● INPUT RECORDS:
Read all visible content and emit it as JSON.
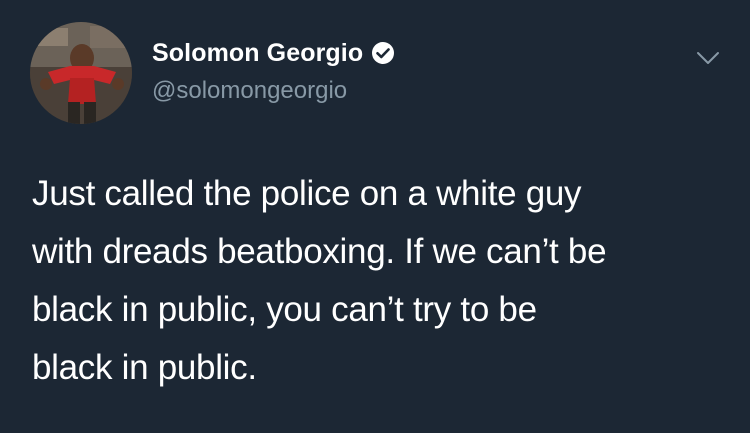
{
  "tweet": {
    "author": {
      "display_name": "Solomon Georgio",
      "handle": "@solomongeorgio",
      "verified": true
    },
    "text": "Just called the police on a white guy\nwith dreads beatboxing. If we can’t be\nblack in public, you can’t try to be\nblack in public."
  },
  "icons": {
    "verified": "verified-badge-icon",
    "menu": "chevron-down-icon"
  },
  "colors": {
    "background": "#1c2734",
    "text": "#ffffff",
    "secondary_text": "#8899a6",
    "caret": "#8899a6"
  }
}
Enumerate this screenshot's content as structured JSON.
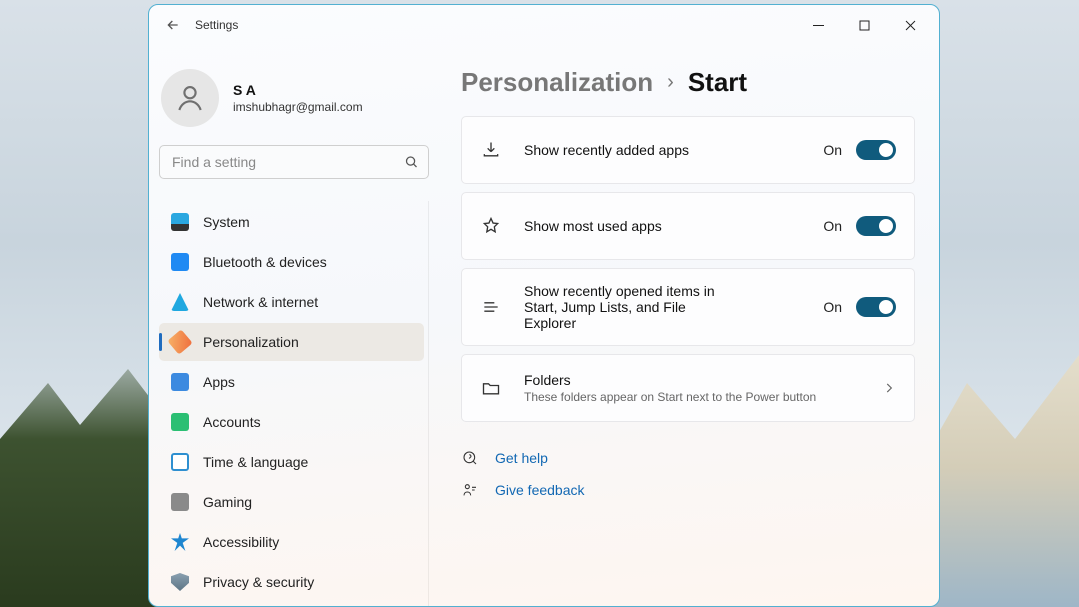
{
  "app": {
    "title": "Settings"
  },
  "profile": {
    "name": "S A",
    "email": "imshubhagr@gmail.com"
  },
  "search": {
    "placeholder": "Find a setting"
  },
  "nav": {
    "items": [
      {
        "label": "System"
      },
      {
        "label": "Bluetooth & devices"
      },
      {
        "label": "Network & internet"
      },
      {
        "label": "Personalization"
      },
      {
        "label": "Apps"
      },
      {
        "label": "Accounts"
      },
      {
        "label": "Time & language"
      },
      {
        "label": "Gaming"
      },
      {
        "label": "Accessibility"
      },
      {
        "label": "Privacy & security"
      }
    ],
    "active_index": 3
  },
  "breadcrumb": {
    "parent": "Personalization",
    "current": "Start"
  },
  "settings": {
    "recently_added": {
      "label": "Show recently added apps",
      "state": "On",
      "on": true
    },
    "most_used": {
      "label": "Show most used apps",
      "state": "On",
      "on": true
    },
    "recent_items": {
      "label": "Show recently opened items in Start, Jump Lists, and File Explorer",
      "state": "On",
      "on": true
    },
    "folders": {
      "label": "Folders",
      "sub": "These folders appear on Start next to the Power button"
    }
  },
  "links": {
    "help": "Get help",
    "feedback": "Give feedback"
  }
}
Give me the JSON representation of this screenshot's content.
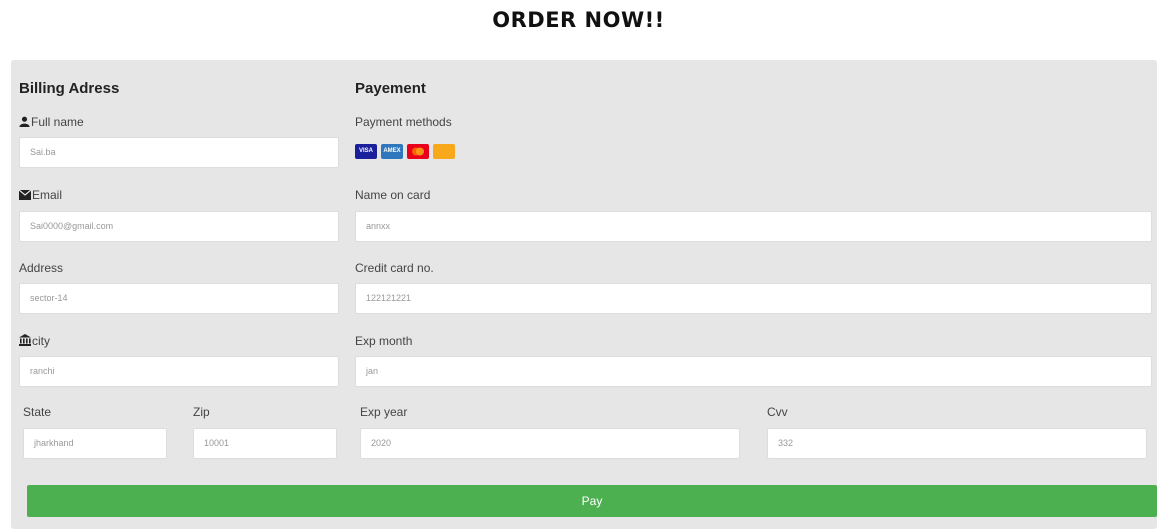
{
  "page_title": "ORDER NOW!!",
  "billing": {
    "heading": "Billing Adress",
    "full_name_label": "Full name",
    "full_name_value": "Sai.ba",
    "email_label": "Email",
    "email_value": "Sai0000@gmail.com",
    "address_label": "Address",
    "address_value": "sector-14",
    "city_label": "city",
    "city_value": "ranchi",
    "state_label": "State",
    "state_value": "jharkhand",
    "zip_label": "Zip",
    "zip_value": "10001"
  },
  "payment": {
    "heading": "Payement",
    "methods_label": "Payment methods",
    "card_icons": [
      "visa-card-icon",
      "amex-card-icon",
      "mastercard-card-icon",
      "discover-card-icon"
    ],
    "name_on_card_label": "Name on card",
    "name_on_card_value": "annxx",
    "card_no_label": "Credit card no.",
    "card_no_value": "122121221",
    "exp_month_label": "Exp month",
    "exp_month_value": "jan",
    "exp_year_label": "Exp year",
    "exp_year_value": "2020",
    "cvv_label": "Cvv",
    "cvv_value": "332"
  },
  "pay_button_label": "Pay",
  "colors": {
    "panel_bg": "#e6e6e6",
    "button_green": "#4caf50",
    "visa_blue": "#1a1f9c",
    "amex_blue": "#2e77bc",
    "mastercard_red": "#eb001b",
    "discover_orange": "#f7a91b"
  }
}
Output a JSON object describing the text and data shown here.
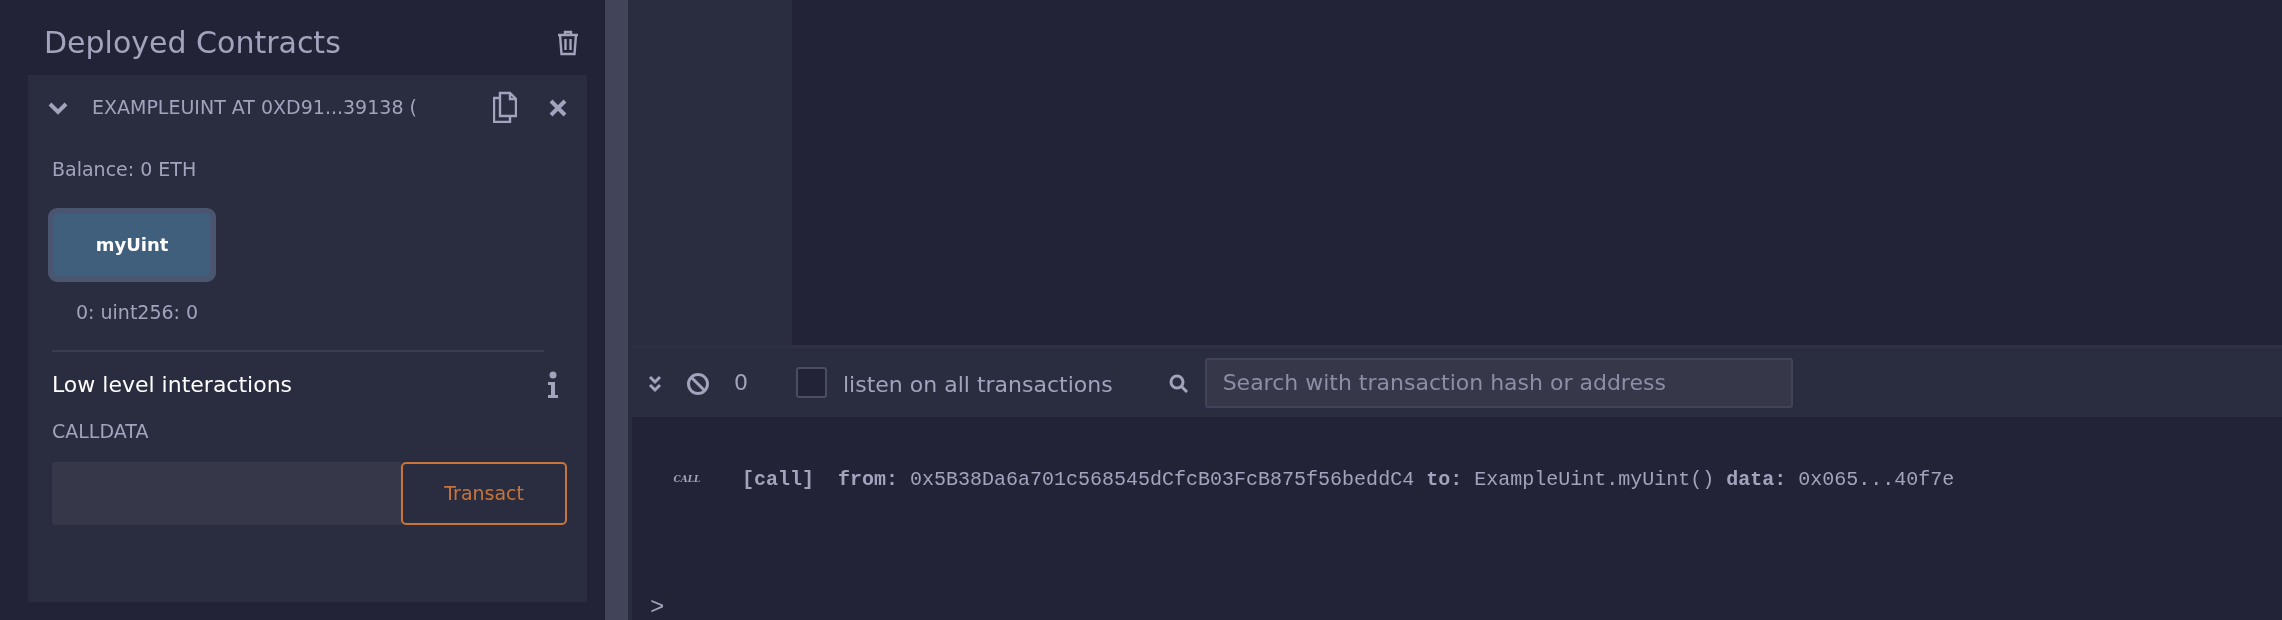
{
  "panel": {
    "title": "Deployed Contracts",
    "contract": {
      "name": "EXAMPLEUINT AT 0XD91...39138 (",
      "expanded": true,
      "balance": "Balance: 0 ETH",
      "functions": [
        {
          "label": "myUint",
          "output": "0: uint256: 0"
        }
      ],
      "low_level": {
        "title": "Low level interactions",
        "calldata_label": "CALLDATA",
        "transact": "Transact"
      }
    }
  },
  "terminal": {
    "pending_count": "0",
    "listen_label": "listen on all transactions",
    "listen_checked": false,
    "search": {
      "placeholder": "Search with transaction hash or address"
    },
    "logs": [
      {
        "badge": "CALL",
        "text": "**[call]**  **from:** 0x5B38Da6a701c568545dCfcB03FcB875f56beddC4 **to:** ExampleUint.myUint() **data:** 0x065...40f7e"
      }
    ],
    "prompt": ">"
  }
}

● TASK REQUIREMENTS:
Using the listing above, gather each line that holds the string "badge" and copy it.

● THE RESULT:
    "verified": "verified-badge-icon",
        "badge": "CALL",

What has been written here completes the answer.